Eccomi ancora una volta accomodata nello studio di un traduttore. Traduttore speciale, perché unito a mille altre sfaccettature editoriali come Federico Appel. Lo interpello come traduttore di Matilda un’ora indietro della scrittrice svizzera Marie-Cristophe Ruata-Arn, figura poliforme come Appel: scrittrice, sceneggiatrice, architetto e musicista in una banda rock (ma questo ve lo lascio scoprire nel corso della bella intervista che Federico Appel mi ha concesso).

Per la casa editrice Sinnos, oltre a Matilda un’ora indietro, pubblicato nel 2021, potete leggere anche Sette rose per Rachel, tradotto contemporaneamente all’edizione originale in lingua francese nel 2018.

Concedetemi insieme a quelli a Federico Appel, un ringraziamento appassionato a Della Passarelli, direttore editoriale di Sinnos, con la quale ebbi l’onore già di chiacchierare per il progetto che anima la casa editrice. [QUI il link]

Appel

Federico Appel è figura eclettica e multisfaccettata. Redattore, autore, illustratore e traduttore. Lo interpello in questa ultima veste, e in particolare come traduttore di Marie-Cristophe Ruata-Arn per Sinnos. Appel ha tradotto sia Sette rose per Rachel, nel 2018, che di recente Matilda un’ora indietro, pubblicato per la prima volta in Svizzera, dove la scrittrice vive, nel 2012. Un percorso all’indietro, dunque, nel mondo letterario della scrittrice ginevrina. Sette rose per Rachel era uscito nello stesso anno sia in lingua originale che nella traduzione italiana, ed è un romanzo di ampio respiro, che indaga con leggerezza, malinconia e un pizzico di briosa ironia le relazioni famigliari e il rapporto con il ricordo e il passato di chi non è più con noi. Temi, che declinati in maniera differente e con un piglio che vira più decisamente verso la risoluzione di un mistero, ritroviamo in Matilda un’ora almeno, o meglio sono già presenti in questo libro precedente della scrittrice che arriva adesso nelle mani dei lettori italiani grazie alla voce attenta e piacevole di Federico Appel.

Com’è stato tradurre Marie-Cristophe Ruata-Arn per la prima volta e cosa ha significato tornare a tradurla per un testo precedente? L’hai ritrovata o ri-scoperta?

## Compito assegnato A
Nell'estratto sull'intervista a Federico Appel, in che anno è stato pubblicato per la prima volta in Svizzera il romanzo Matilda un'ora indietro?
## Compito assegnato B
Ripeti dall'estratto, senza alcuna modifica, il passo che va da "Eccomi ancora una" a "mi ha concesso).".

Voci memorizzate
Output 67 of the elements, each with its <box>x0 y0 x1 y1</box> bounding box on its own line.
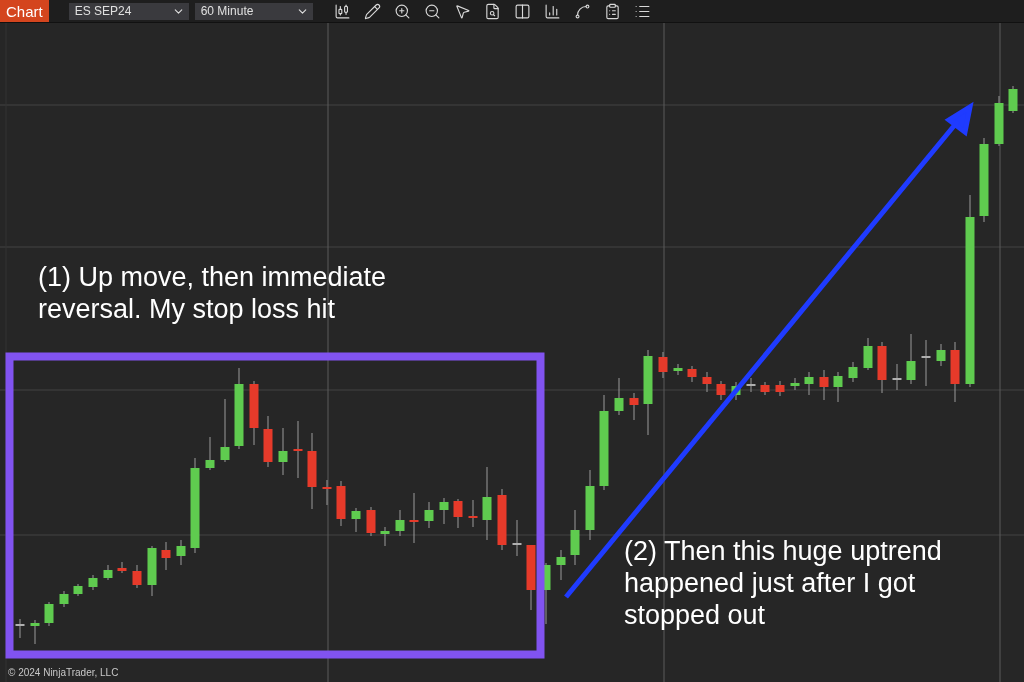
candlestick <box>263 415 273 468</box>
candlestick <box>44 601 54 627</box>
candlestick <box>687 365 697 383</box>
interval-dropdown[interactable]: 60 Minute <box>194 2 313 20</box>
candlestick <box>673 363 683 376</box>
candlestick <box>702 371 712 393</box>
candlestick <box>994 95 1004 147</box>
candlestick <box>804 371 814 396</box>
candlestick <box>556 549 566 581</box>
candlestick <box>950 341 960 403</box>
candlestick <box>775 380 785 397</box>
columns-icon[interactable] <box>512 1 533 21</box>
candlestick <box>205 436 215 471</box>
candlestick <box>59 590 69 608</box>
candlestick <box>512 519 522 557</box>
candlestick <box>1008 85 1018 114</box>
candlestick <box>936 343 946 367</box>
candlestick <box>103 564 113 581</box>
candlestick <box>395 509 405 537</box>
candlestick <box>716 380 726 401</box>
candlestick <box>249 380 259 446</box>
candlestick <box>921 339 931 387</box>
candlestick <box>439 497 449 525</box>
candlestick <box>453 498 463 529</box>
candlestick <box>833 371 843 403</box>
candlestick <box>88 574 98 591</box>
candlestick <box>819 369 829 401</box>
candlestick <box>585 469 595 541</box>
annotation-text: (2) Then this huge uptrend happened just after I got stopped out <box>624 535 943 631</box>
candlestick <box>746 377 756 393</box>
candlestick <box>409 492 419 544</box>
candlestick <box>424 501 434 529</box>
candlestick <box>497 488 507 551</box>
candlestick <box>366 506 376 537</box>
candlestick <box>906 333 916 385</box>
candlestick <box>30 619 40 645</box>
candlestick <box>322 479 332 506</box>
candlestick <box>161 541 171 571</box>
candlestick <box>351 507 361 533</box>
copyright-text: © 2024 NinjaTrader, LLC <box>8 667 119 678</box>
candlestick <box>293 420 303 479</box>
candlestick <box>73 583 83 597</box>
candlestick <box>15 618 25 639</box>
candlestick <box>468 499 478 528</box>
candlestick <box>220 398 230 463</box>
candlestick <box>526 544 536 611</box>
candlestick <box>892 363 902 391</box>
candlestick <box>863 337 873 371</box>
candlestick <box>570 509 580 566</box>
candlestick <box>760 381 770 396</box>
candlestick <box>629 392 639 421</box>
candlestick <box>278 427 288 476</box>
candlestick <box>132 564 142 589</box>
candlestick <box>614 377 624 416</box>
annotation-text: (1) Up move, then immediate reversal. My stop loss hit <box>38 261 388 325</box>
candlestick <box>147 545 157 597</box>
pencil-icon[interactable] <box>362 1 383 21</box>
candlestick <box>790 377 800 391</box>
candlestick <box>877 341 887 394</box>
candlestick <box>848 361 858 383</box>
candlestick <box>176 539 186 566</box>
candlestick <box>380 526 390 547</box>
chart-tab[interactable]: Chart <box>0 0 49 22</box>
candlestick <box>658 351 668 379</box>
instrument-dropdown[interactable]: ES SEP24 <box>68 2 189 20</box>
candlestick <box>336 480 346 527</box>
candlestick <box>117 561 127 574</box>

## Risultato esercizio A
Nel 2012.

## Risultato esercizio B
Eccomi ancora una volta accomodata nello studio di un traduttore. Traduttore speciale, perché unito a mille altre sfaccettature editoriali come Federico Appel. Lo interpello come traduttore di Matilda un’ora indietro della scrittrice svizzera Marie-Cristophe Ruata-Arn, figura poliforme come Appel: scrittrice, sceneggiatrice, architetto e musicista in una banda rock (ma questo ve lo lascio scoprire nel corso della bella intervista che Federico Appel mi ha concesso).